#### TASK TO CARRY OUT:
Every line that contains the word "this" should be copied out.

#### INFORMATION SHOWN:
###

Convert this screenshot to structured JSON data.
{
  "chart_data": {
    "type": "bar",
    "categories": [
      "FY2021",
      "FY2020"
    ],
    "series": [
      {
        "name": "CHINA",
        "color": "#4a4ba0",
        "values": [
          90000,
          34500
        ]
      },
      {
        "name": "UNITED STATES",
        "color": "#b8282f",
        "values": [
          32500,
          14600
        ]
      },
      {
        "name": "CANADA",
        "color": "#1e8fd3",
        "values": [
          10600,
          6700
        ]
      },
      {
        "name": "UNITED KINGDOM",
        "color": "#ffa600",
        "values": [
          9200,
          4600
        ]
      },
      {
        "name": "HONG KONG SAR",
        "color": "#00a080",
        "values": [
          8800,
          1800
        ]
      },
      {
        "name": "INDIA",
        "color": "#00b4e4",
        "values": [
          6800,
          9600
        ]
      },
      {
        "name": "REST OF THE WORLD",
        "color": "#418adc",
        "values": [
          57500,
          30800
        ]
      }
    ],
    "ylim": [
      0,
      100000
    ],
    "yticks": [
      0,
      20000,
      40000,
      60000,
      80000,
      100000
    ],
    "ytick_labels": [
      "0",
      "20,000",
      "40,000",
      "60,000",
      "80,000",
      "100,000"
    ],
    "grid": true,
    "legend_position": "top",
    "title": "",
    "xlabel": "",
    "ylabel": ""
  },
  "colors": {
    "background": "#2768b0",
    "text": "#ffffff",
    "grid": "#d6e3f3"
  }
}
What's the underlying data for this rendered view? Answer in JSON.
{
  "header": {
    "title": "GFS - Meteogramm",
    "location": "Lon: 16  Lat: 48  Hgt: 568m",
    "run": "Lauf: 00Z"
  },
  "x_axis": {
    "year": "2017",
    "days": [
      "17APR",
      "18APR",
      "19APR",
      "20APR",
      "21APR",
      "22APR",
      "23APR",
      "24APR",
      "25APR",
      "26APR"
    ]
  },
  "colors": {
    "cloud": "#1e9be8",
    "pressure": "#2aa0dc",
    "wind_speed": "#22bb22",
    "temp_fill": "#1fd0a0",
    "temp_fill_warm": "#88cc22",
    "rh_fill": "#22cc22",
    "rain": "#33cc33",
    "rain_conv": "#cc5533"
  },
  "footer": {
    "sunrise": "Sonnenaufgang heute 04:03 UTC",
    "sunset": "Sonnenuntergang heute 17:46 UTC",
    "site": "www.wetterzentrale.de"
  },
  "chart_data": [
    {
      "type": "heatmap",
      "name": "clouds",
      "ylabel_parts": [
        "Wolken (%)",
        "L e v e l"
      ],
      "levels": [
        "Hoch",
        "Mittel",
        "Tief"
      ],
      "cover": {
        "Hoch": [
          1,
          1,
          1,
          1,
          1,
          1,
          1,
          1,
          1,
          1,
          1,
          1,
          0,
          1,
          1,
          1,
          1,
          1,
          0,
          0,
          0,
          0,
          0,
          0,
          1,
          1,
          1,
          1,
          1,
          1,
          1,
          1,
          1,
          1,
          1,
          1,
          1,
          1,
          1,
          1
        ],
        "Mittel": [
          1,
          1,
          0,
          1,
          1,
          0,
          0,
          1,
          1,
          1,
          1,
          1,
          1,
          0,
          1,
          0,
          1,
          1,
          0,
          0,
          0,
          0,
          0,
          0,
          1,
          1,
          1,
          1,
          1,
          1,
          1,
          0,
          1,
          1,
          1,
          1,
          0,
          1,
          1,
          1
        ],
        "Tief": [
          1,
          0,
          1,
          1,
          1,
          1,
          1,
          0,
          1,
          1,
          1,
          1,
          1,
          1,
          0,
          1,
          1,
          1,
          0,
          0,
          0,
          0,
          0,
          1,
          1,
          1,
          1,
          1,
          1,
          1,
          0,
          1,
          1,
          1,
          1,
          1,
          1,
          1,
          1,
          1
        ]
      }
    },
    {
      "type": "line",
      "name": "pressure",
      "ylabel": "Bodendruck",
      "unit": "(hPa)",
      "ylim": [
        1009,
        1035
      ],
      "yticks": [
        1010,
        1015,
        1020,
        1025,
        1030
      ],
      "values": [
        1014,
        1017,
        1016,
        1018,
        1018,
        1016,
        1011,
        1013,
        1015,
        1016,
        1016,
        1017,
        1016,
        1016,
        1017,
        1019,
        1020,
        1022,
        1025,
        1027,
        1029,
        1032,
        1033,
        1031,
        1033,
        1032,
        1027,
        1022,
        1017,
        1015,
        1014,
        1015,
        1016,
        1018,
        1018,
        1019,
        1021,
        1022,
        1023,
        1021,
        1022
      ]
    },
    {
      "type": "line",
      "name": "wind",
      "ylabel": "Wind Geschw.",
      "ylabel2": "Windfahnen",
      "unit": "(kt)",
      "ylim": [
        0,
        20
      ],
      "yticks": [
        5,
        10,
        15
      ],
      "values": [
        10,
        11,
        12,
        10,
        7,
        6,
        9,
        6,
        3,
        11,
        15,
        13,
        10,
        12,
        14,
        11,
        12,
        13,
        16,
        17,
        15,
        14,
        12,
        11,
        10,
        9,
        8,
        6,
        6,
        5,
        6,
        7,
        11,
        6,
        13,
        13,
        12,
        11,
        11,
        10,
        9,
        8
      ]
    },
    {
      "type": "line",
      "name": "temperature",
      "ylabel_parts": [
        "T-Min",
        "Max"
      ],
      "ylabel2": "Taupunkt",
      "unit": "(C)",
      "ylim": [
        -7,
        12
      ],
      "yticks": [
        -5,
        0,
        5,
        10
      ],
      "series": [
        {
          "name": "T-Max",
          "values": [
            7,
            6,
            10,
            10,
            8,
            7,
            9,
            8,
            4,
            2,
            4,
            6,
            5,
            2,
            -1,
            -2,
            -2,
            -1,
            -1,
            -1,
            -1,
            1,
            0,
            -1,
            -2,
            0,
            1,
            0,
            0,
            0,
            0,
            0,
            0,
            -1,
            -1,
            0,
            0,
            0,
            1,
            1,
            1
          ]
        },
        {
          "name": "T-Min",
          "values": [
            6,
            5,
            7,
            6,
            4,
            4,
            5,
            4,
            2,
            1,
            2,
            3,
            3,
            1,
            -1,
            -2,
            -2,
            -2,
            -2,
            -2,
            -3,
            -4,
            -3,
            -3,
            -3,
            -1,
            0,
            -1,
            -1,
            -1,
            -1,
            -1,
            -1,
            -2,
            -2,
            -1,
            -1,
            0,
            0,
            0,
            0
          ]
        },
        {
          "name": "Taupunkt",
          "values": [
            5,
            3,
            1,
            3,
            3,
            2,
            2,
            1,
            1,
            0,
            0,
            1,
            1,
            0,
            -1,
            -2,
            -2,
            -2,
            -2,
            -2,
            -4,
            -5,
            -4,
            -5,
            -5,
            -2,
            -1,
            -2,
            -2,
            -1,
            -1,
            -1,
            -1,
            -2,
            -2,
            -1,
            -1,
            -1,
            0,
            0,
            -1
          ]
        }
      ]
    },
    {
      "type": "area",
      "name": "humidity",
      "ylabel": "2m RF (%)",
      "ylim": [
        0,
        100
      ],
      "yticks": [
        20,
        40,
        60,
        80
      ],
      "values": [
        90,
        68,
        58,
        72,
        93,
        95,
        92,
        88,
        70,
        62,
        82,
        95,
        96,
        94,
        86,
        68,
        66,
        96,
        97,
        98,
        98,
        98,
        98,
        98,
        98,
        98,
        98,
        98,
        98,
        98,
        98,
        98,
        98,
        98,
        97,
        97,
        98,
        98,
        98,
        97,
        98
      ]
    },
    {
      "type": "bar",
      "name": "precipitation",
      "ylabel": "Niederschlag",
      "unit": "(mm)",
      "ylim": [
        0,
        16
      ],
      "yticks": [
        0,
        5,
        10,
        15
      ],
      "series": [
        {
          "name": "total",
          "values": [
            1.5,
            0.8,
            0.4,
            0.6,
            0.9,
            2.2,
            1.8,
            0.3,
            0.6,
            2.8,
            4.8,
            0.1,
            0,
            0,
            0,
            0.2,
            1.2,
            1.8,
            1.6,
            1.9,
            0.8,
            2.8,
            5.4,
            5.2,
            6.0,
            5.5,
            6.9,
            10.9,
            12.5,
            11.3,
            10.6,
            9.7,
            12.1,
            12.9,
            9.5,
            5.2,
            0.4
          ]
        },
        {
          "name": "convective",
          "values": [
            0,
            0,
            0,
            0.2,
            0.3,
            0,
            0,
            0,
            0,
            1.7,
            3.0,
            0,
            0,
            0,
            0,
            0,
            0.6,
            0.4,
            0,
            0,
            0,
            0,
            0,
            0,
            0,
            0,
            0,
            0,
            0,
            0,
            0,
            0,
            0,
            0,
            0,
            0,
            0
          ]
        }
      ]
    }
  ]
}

###

#### THE ANSWER:
Convert this screenshot to structured JSON data.
What's the underlying data for this rendered view? Answer in JSON.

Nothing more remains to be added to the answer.